## WORK TO BE COMPLETED
Put each line of the data below into a Markdown table with the columns Row and Line. Number the rows in order and leave out blank lines.

## WORKING DATA
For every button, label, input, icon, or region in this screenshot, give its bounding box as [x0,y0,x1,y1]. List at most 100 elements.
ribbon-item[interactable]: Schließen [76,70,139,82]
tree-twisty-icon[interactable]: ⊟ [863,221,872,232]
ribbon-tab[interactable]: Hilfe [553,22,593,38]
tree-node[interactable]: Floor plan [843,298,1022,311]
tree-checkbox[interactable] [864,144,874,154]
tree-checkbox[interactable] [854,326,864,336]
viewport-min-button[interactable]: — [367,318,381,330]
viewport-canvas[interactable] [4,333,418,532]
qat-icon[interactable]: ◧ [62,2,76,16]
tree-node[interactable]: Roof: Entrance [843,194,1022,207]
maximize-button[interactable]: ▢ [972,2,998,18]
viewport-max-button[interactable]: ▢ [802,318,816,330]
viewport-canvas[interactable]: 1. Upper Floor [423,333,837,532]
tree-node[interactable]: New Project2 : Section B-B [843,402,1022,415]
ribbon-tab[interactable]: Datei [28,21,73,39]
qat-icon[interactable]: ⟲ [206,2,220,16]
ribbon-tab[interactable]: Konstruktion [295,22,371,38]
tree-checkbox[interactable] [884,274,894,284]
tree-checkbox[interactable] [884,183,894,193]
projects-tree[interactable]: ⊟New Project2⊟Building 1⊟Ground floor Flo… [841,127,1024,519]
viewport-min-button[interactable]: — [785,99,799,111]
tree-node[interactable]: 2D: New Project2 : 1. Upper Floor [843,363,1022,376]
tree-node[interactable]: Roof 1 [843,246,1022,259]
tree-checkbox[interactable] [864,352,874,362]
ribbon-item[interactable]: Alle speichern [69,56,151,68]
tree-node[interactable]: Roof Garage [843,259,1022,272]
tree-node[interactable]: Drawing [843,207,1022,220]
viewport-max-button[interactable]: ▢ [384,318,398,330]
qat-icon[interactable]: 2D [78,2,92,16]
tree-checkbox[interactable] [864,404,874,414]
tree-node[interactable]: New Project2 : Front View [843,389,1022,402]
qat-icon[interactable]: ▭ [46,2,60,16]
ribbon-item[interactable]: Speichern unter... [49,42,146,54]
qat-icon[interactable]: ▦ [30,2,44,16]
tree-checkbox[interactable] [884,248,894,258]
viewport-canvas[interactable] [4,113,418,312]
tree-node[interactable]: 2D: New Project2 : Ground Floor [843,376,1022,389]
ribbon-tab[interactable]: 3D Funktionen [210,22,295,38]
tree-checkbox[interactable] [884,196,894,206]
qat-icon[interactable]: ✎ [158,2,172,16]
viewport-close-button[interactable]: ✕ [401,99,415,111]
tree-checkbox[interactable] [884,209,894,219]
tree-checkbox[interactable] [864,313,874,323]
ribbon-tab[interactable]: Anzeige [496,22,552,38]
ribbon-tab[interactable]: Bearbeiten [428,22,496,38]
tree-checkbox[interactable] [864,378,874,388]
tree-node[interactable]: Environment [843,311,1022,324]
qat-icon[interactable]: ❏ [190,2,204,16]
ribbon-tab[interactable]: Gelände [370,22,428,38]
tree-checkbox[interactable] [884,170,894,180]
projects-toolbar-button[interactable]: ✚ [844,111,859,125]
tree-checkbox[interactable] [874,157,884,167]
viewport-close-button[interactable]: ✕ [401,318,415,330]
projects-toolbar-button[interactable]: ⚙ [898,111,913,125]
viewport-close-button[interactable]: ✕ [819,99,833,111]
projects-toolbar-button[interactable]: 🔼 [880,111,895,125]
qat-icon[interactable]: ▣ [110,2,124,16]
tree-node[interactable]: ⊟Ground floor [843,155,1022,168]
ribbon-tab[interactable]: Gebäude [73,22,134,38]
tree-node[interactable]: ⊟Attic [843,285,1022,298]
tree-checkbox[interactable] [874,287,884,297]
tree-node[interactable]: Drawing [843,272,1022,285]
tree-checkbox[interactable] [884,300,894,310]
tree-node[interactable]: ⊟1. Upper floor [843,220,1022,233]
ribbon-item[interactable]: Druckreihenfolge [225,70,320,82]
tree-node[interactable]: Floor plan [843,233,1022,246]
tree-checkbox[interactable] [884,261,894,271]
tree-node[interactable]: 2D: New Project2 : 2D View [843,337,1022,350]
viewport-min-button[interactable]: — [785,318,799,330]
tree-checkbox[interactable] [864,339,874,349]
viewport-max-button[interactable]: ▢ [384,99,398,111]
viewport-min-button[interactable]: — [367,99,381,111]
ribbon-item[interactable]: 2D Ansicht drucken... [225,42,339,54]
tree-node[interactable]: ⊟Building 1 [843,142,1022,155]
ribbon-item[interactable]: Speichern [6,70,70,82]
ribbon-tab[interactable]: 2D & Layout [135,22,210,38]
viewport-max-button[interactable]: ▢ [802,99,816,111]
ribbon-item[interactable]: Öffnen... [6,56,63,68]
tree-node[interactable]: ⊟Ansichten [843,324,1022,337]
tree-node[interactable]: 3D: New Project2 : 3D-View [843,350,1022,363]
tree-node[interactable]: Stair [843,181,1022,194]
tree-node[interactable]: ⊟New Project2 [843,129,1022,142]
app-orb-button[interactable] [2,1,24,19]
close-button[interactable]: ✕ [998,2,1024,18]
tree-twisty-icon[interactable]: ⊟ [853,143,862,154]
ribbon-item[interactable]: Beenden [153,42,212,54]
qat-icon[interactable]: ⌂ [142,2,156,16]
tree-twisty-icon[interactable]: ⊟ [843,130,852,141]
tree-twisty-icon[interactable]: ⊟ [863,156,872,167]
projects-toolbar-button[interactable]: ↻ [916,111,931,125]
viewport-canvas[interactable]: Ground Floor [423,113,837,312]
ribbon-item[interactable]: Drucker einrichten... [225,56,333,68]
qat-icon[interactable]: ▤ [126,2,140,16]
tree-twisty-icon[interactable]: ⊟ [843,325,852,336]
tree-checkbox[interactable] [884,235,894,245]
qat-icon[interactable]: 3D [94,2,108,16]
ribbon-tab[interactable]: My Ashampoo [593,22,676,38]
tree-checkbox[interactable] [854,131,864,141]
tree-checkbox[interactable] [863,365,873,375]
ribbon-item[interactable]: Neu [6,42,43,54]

## TASK SOLUTION
| Row | Line |
|---|---|
| 1 | For every button, label, input, icon, or region in this screenshot, give its bounding box as [x0,y0,x1,y1]. List at most 100 elements. |
| 2 | ribbon-item[interactable]: Schließen [76,70,139,82] |
| 3 | tree-twisty-icon[interactable]: ⊟ [863,221,872,232] |
| 4 | ribbon-tab[interactable]: Hilfe [553,22,593,38] |
| 5 | tree-node[interactable]: Floor plan [843,298,1022,311] |
| 6 | tree-checkbox[interactable] [864,144,874,154] |
| 7 | tree-checkbox[interactable] [854,326,864,336] |
| 8 | viewport-min-button[interactable]: — [367,318,381,330] |
| 9 | viewport-canvas[interactable] [4,333,418,532] |
| 10 | qat-icon[interactable]: ◧ [62,2,76,16] |
| 11 | tree-node[interactable]: Roof: Entrance [843,194,1022,207] |
| 12 | maximize-button[interactable]: ▢ [972,2,998,18] |
| 13 | viewport-max-button[interactable]: ▢ [802,318,816,330] |
| 14 | viewport-canvas[interactable]: 1. Upper Floor [423,333,837,532] |
| 15 | tree-node[interactable]: New Project2 : Section B-B [843,402,1022,415] |
| 16 | ribbon-tab[interactable]: Datei [28,21,73,39] |
| 17 | qat-icon[interactable]: ⟲ [206,2,220,16] |
| 18 | ribbon-tab[interactable]: Konstruktion [295,22,371,38] |
| 19 | tree-checkbox[interactable] [884,274,894,284] |
| 20 | tree-checkbox[interactable] [884,183,894,193] |
| 21 | projects-tree[interactable]: ⊟New Project2⊟Building 1⊟Ground floor Flo… [841,127,1024,519] |
| 22 | viewport-min-button[interactable]: — [785,99,799,111] |
| 23 | tree-node[interactable]: 2D: New Project2 : 1. Upper Floor [843,363,1022,376] |
| 24 | tree-node[interactable]: Roof 1 [843,246,1022,259] |
| 25 | tree-checkbox[interactable] [864,352,874,362] |
| 26 | ribbon-item[interactable]: Alle speichern [69,56,151,68] |
| 27 | tree-node[interactable]: Roof Garage [843,259,1022,272] |
| 28 | tree-node[interactable]: Drawing [843,207,1022,220] |
| 29 | viewport-max-button[interactable]: ▢ [384,318,398,330] |
| 30 | qat-icon[interactable]: 2D [78,2,92,16] |
| 31 | tree-checkbox[interactable] [864,404,874,414] |
| 32 | tree-node[interactable]: New Project2 : Front View [843,389,1022,402] |
| 33 | qat-icon[interactable]: ▭ [46,2,60,16] |
| 34 | ribbon-item[interactable]: Speichern unter... [49,42,146,54] |
| 35 | qat-icon[interactable]: ▦ [30,2,44,16] |
| 36 | tree-checkbox[interactable] [884,248,894,258] |
| 37 | viewport-canvas[interactable] [4,113,418,312] |
| 38 | tree-node[interactable]: 2D: New Project2 : Ground Floor [843,376,1022,389] |
| 39 | ribbon-tab[interactable]: 3D Funktionen [210,22,295,38] |
| 40 | tree-checkbox[interactable] [884,196,894,206] |
| 41 | qat-icon[interactable]: ✎ [158,2,172,16] |
| 42 | viewport-close-button[interactable]: ✕ [401,99,415,111] |
| 43 | tree-checkbox[interactable] [884,209,894,219] |
| 44 | tree-checkbox[interactable] [864,313,874,323] |
| 45 | ribbon-tab[interactable]: Anzeige [496,22,552,38] |
| 46 | ribbon-tab[interactable]: Bearbeiten [428,22,496,38] |
| 47 | tree-checkbox[interactable] [864,378,874,388] |
| 48 | tree-node[interactable]: Environment [843,311,1022,324] |
| 49 | qat-icon[interactable]: ❏ [190,2,204,16] |
| 50 | ribbon-tab[interactable]: Gelände [370,22,428,38] |
| 51 | tree-checkbox[interactable] [884,170,894,180] |
| 52 | projects-toolbar-button[interactable]: ✚ [844,111,859,125] |
| 53 | tree-checkbox[interactable] [874,157,884,167] |
| 54 | viewport-close-button[interactable]: ✕ [401,318,415,330] |
| 55 | projects-toolbar-button[interactable]: ⚙ [898,111,913,125] |
| 56 | viewport-close-button[interactable]: ✕ [819,99,833,111] |
| 57 | projects-toolbar-button[interactable]: 🔼 [880,111,895,125] |
| 58 | qat-icon[interactable]: ▣ [110,2,124,16] |
| 59 | tree-node[interactable]: ⊟Ground floor [843,155,1022,168] |
| 60 | ribbon-tab[interactable]: Gebäude [73,22,134,38] |
| 61 | tree-node[interactable]: ⊟Attic [843,285,1022,298] |
| 62 | tree-checkbox[interactable] [874,287,884,297] |
| 63 | tree-node[interactable]: Drawing [843,272,1022,285] |
| 64 | tree-checkbox[interactable] [884,300,894,310] |
| 65 | tree-node[interactable]: ⊟1. Upper floor [843,220,1022,233] |
| 66 | ribbon-item[interactable]: Druckreihenfolge [225,70,320,82] |
| 67 | tree-node[interactable]: Floor plan [843,233,1022,246] |
| 68 | tree-checkbox[interactable] [884,261,894,271] |
| 69 | tree-node[interactable]: 2D: New Project2 : 2D View [843,337,1022,350] |
| 70 | viewport-min-button[interactable]: — [785,318,799,330] |
| 71 | tree-checkbox[interactable] [864,339,874,349] |
| 72 | viewport-max-button[interactable]: ▢ [384,99,398,111] |
| 73 | viewport-min-button[interactable]: — [367,99,381,111] |
| 74 | ribbon-item[interactable]: 2D Ansicht drucken... [225,42,339,54] |
| 75 | tree-node[interactable]: ⊟Building 1 [843,142,1022,155] |
| 76 | ribbon-item[interactable]: Speichern [6,70,70,82] |
| 77 | ribbon-tab[interactable]: 2D & Layout [135,22,210,38] |
| 78 | viewport-max-button[interactable]: ▢ [802,99,816,111] |
| 79 | ribbon-item[interactable]: Öffnen... [6,56,63,68] |
| 80 | tree-node[interactable]: ⊟Ansichten [843,324,1022,337] |
| 81 | tree-node[interactable]: 3D: New Project2 : 3D-View [843,350,1022,363] |
| 82 | tree-node[interactable]: Stair [843,181,1022,194] |
| 83 | tree-node[interactable]: ⊟New Project2 [843,129,1022,142] |
| 84 | app-orb-button[interactable] [2,1,24,19] |
| 85 | close-button[interactable]: ✕ [998,2,1024,18] |
| 86 | tree-twisty-icon[interactable]: ⊟ [853,143,862,154] |
| 87 | ribbon-item[interactable]: Beenden [153,42,212,54] |
| 88 | qat-icon[interactable]: ⌂ [142,2,156,16] |
| 89 | tree-twisty-icon[interactable]: ⊟ [843,130,852,141] |
| 90 | tree-twisty-icon[interactable]: ⊟ [863,156,872,167] |
| 91 | projects-toolbar-button[interactable]: ↻ [916,111,931,125] |
| 92 | viewport-canvas[interactable]: Ground Floor [423,113,837,312] |
| 93 | ribbon-item[interactable]: Drucker einrichten... [225,56,333,68] |
| 94 | qat-icon[interactable]: ▤ [126,2,140,16] |
| 95 | tree-twisty-icon[interactable]: ⊟ [843,325,852,336] |
| 96 | tree-checkbox[interactable] [884,235,894,245] |
| 97 | qat-icon[interactable]: 3D [94,2,108,16] |
| 98 | ribbon-tab[interactable]: My Ashampoo [593,22,676,38] |
| 99 | tree-checkbox[interactable] [854,131,864,141] |
| 100 | tree-checkbox[interactable] [863,365,873,375] |
| 101 | ribbon-item[interactable]: Neu [6,42,43,54] |